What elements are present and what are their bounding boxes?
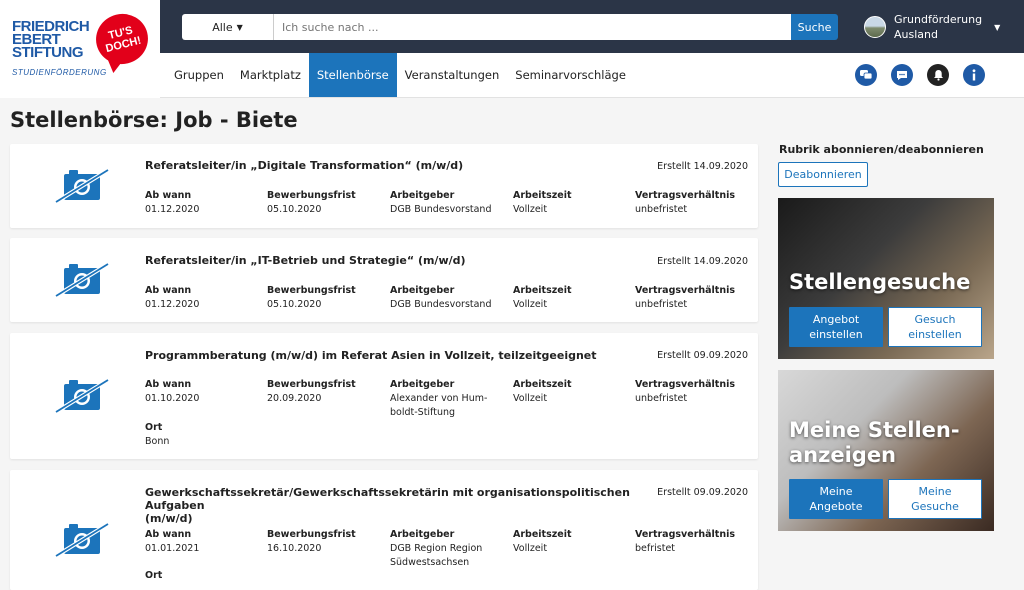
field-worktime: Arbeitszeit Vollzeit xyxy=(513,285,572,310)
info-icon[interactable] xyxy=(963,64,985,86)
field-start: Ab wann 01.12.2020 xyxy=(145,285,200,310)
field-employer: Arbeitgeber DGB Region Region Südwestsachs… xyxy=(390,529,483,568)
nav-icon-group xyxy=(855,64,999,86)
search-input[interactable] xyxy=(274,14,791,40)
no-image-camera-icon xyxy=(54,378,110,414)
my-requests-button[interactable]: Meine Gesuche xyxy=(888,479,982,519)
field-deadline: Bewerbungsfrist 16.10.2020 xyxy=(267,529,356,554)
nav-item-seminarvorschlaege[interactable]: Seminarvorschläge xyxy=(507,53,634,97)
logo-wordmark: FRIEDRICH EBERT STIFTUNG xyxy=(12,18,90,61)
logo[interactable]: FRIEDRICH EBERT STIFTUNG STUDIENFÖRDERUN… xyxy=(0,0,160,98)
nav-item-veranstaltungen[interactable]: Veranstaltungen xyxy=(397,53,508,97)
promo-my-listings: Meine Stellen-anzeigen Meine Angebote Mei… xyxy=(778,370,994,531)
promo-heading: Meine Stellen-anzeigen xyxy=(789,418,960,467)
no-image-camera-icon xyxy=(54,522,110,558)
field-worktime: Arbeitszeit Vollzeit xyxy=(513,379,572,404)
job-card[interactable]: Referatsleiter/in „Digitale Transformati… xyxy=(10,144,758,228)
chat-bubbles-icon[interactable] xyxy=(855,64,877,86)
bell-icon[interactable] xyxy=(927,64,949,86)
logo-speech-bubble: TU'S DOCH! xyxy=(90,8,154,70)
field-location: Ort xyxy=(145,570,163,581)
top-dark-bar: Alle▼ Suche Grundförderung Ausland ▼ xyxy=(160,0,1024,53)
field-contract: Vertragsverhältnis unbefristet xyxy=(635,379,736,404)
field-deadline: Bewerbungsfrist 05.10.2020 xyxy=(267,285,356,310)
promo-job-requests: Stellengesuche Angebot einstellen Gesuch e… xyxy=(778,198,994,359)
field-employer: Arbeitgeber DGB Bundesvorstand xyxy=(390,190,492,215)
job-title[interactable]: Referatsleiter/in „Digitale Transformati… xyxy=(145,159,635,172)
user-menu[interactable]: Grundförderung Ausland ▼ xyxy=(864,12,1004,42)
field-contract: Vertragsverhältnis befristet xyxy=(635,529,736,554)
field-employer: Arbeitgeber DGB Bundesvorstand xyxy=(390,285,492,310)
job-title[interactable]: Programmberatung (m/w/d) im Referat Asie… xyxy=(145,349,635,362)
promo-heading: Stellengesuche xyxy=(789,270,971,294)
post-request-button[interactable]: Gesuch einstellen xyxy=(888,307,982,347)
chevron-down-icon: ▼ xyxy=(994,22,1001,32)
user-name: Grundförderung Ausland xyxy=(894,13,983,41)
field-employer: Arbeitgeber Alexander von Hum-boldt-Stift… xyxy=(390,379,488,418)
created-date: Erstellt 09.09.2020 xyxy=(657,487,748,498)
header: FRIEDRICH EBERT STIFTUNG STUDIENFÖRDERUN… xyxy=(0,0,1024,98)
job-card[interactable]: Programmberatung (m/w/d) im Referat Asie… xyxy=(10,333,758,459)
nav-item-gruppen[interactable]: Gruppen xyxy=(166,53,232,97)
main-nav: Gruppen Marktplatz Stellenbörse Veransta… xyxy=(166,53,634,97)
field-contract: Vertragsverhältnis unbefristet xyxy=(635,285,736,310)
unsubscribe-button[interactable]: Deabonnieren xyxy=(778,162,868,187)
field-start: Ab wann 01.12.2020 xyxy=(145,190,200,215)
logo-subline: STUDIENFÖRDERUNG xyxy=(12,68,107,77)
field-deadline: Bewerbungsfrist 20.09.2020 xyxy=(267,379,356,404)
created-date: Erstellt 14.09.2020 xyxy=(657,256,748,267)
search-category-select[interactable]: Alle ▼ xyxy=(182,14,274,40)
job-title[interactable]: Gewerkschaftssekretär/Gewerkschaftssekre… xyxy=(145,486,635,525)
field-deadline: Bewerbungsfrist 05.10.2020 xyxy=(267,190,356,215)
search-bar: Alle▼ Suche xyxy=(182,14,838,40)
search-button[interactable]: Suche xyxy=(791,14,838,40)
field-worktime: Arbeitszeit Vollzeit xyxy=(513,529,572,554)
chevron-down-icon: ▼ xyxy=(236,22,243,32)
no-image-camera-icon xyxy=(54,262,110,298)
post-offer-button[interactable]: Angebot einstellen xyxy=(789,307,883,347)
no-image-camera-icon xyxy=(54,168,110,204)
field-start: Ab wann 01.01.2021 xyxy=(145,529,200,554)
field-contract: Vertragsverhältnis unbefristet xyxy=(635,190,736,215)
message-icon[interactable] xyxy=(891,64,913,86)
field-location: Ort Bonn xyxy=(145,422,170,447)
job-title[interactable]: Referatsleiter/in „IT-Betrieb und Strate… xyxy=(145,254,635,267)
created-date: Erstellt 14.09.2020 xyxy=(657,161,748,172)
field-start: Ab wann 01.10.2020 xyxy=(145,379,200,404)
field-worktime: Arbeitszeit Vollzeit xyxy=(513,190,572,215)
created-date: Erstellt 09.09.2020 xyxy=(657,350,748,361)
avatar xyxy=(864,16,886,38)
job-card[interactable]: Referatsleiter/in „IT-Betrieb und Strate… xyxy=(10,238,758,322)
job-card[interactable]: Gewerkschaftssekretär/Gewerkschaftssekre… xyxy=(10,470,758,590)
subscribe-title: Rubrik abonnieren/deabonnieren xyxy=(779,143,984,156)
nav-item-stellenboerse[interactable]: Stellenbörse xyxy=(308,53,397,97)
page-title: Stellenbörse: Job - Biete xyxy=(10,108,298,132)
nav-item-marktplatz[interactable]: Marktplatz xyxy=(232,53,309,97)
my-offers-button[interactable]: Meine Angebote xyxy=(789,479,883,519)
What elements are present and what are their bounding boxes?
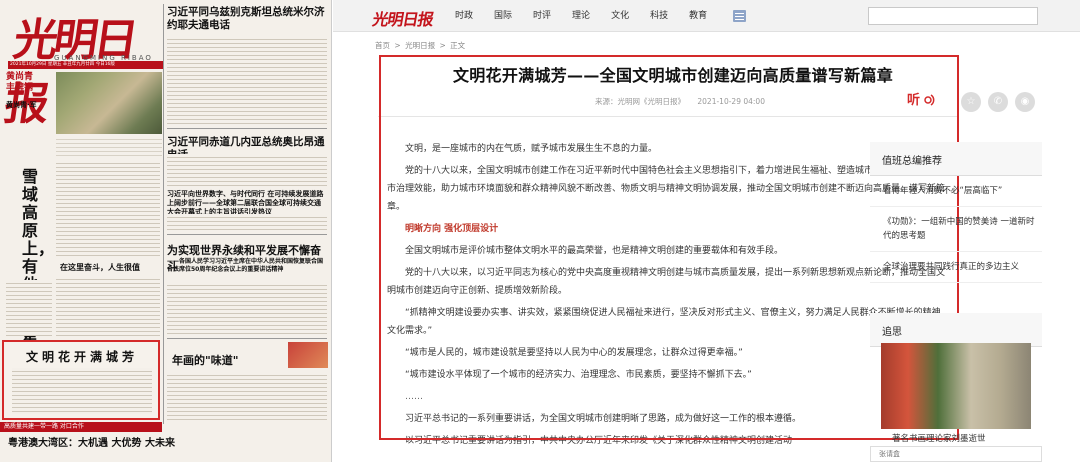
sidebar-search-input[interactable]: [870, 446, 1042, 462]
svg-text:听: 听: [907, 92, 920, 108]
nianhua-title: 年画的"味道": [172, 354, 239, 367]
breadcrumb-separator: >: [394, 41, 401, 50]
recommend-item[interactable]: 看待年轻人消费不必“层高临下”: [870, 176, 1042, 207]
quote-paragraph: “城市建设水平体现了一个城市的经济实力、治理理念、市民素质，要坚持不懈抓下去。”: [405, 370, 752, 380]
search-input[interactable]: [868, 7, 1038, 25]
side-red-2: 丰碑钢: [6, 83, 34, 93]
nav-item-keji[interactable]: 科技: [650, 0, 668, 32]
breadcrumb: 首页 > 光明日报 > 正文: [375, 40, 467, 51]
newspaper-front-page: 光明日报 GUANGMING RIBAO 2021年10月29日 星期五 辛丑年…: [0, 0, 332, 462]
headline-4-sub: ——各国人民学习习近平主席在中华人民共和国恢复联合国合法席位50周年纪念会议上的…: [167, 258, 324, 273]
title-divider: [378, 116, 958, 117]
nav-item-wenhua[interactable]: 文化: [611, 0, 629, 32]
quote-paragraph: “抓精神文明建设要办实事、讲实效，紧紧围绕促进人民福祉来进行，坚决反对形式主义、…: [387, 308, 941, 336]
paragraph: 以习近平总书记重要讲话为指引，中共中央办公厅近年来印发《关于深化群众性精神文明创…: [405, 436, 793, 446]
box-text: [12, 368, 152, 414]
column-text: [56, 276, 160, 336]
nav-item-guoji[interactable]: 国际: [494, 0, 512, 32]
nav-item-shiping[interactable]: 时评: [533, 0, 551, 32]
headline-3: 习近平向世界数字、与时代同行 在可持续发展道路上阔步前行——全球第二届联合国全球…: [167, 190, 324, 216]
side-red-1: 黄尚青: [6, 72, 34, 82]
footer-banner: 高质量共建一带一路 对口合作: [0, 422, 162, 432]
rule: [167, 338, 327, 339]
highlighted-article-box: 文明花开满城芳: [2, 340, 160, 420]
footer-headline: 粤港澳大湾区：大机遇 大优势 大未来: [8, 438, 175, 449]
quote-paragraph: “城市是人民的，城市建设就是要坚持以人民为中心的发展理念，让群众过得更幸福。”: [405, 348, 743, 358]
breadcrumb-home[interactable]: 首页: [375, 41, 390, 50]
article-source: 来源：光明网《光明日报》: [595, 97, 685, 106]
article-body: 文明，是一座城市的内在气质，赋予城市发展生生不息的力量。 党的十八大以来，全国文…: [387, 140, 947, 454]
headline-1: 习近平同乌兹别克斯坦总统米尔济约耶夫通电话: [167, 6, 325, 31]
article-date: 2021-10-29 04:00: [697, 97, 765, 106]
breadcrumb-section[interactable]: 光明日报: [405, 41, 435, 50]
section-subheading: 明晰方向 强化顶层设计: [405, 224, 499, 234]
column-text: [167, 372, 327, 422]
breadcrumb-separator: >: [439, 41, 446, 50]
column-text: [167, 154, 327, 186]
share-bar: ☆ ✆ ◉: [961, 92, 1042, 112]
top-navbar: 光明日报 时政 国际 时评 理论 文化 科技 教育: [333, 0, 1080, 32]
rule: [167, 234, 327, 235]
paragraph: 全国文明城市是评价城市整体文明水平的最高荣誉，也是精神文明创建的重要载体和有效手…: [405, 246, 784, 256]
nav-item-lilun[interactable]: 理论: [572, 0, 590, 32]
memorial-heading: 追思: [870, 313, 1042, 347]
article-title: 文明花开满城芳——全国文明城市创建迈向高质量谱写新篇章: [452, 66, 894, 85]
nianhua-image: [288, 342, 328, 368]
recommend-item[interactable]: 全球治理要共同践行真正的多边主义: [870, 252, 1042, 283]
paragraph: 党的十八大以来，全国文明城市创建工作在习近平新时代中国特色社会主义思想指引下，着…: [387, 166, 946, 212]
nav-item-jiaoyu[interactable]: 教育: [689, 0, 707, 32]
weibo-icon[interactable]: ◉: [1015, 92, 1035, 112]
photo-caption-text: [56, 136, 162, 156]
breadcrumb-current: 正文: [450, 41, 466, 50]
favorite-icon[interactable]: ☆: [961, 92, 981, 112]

=== Task to carry out ===
Extract the entries between the line holding "sidebar-search-input[interactable]: [870, 446, 1042, 462]" and the line holding "search-input[interactable]: [868, 7, 1038, 25]", inclusive, and repeat them without any change.

=== Result of the task ===
sidebar-search-input[interactable]: [870, 446, 1042, 462]
svg-text:听: 听: [907, 92, 920, 108]
nianhua-title: 年画的"味道": [172, 354, 239, 367]
breadcrumb-separator: >: [394, 41, 401, 50]
recommend-item[interactable]: 看待年轻人消费不必“层高临下”: [870, 176, 1042, 207]
quote-paragraph: “城市建设水平体现了一个城市的经济实力、治理理念、市民素质，要坚持不懈抓下去。”: [405, 370, 752, 380]
search-input[interactable]: [868, 7, 1038, 25]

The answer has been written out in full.